- _Material_

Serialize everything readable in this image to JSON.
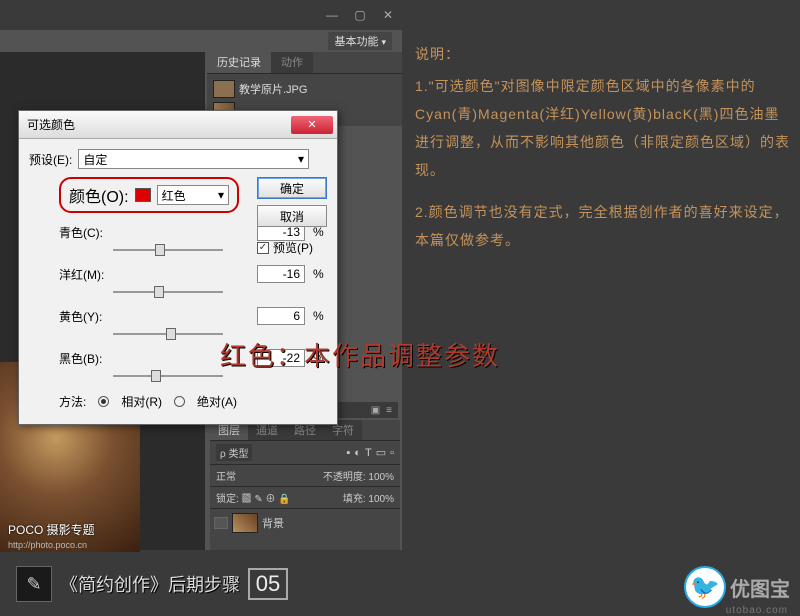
{
  "ps": {
    "workspace_label": "基本功能",
    "history": {
      "tab_active": "历史记录",
      "tab_inactive": "动作",
      "doc_label": "教学原片.JPG"
    }
  },
  "dialog": {
    "title": "可选颜色",
    "preset_label": "预设(E):",
    "preset_value": "自定",
    "ok": "确定",
    "cancel": "取消",
    "preview": "预览(P)",
    "color_label": "颜色(O):",
    "color_value": "红色",
    "sliders": {
      "cyan": {
        "label": "青色(C):",
        "value": "-13",
        "pct": "%"
      },
      "magenta": {
        "label": "洋红(M):",
        "value": "-16",
        "pct": "%"
      },
      "yellow": {
        "label": "黄色(Y):",
        "value": "6",
        "pct": "%"
      },
      "black": {
        "label": "黑色(B):",
        "value": "-22",
        "pct": "%"
      }
    },
    "method_label": "方法:",
    "method_relative": "相对(R)",
    "method_absolute": "绝对(A)"
  },
  "layers": {
    "tab1": "图层",
    "tab2": "通道",
    "tab3": "路径",
    "tab4": "字符",
    "kind_label": "ρ 类型",
    "blend_mode": "正常",
    "opacity_label": "不透明度:",
    "opacity_value": "100%",
    "lock_label": "锁定:",
    "fill_label": "填充:",
    "fill_value": "100%",
    "layer_name": "背景"
  },
  "poco": {
    "brand": "POCO 摄影专题",
    "url": "http://photo.poco.cn"
  },
  "explain": {
    "heading": "说明：",
    "p1": "1.\"可选颜色\"对图像中限定颜色区域中的各像素中的Cyan(青)Magenta(洋红)Yellow(黄)blacK(黑)四色油墨进行调整，从而不影响其他颜色（非限定颜色区域）的表现。",
    "p2": "2.颜色调节也没有定式，完全根据创作者的喜好来设定，本篇仅做参考。"
  },
  "red_caption": "红色：本作品调整参数",
  "bottom": {
    "title": "《简约创作》后期步骤",
    "step": "05"
  },
  "logo": {
    "name": "优图宝",
    "url": "utobao.com"
  }
}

- _What you have to do_
The listing above needs to be output again exactly. Don't include the pictures.

- _Correct answer_
Serialize everything readable in this image to JSON.
{
  "ps": {
    "workspace_label": "基本功能",
    "history": {
      "tab_active": "历史记录",
      "tab_inactive": "动作",
      "doc_label": "教学原片.JPG"
    }
  },
  "dialog": {
    "title": "可选颜色",
    "preset_label": "预设(E):",
    "preset_value": "自定",
    "ok": "确定",
    "cancel": "取消",
    "preview": "预览(P)",
    "color_label": "颜色(O):",
    "color_value": "红色",
    "sliders": {
      "cyan": {
        "label": "青色(C):",
        "value": "-13",
        "pct": "%"
      },
      "magenta": {
        "label": "洋红(M):",
        "value": "-16",
        "pct": "%"
      },
      "yellow": {
        "label": "黄色(Y):",
        "value": "6",
        "pct": "%"
      },
      "black": {
        "label": "黑色(B):",
        "value": "-22",
        "pct": "%"
      }
    },
    "method_label": "方法:",
    "method_relative": "相对(R)",
    "method_absolute": "绝对(A)"
  },
  "layers": {
    "tab1": "图层",
    "tab2": "通道",
    "tab3": "路径",
    "tab4": "字符",
    "kind_label": "ρ 类型",
    "blend_mode": "正常",
    "opacity_label": "不透明度:",
    "opacity_value": "100%",
    "lock_label": "锁定:",
    "fill_label": "填充:",
    "fill_value": "100%",
    "layer_name": "背景"
  },
  "poco": {
    "brand": "POCO 摄影专题",
    "url": "http://photo.poco.cn"
  },
  "explain": {
    "heading": "说明：",
    "p1": "1.\"可选颜色\"对图像中限定颜色区域中的各像素中的Cyan(青)Magenta(洋红)Yellow(黄)blacK(黑)四色油墨进行调整，从而不影响其他颜色（非限定颜色区域）的表现。",
    "p2": "2.颜色调节也没有定式，完全根据创作者的喜好来设定，本篇仅做参考。"
  },
  "red_caption": "红色：本作品调整参数",
  "bottom": {
    "title": "《简约创作》后期步骤",
    "step": "05"
  },
  "logo": {
    "name": "优图宝",
    "url": "utobao.com"
  }
}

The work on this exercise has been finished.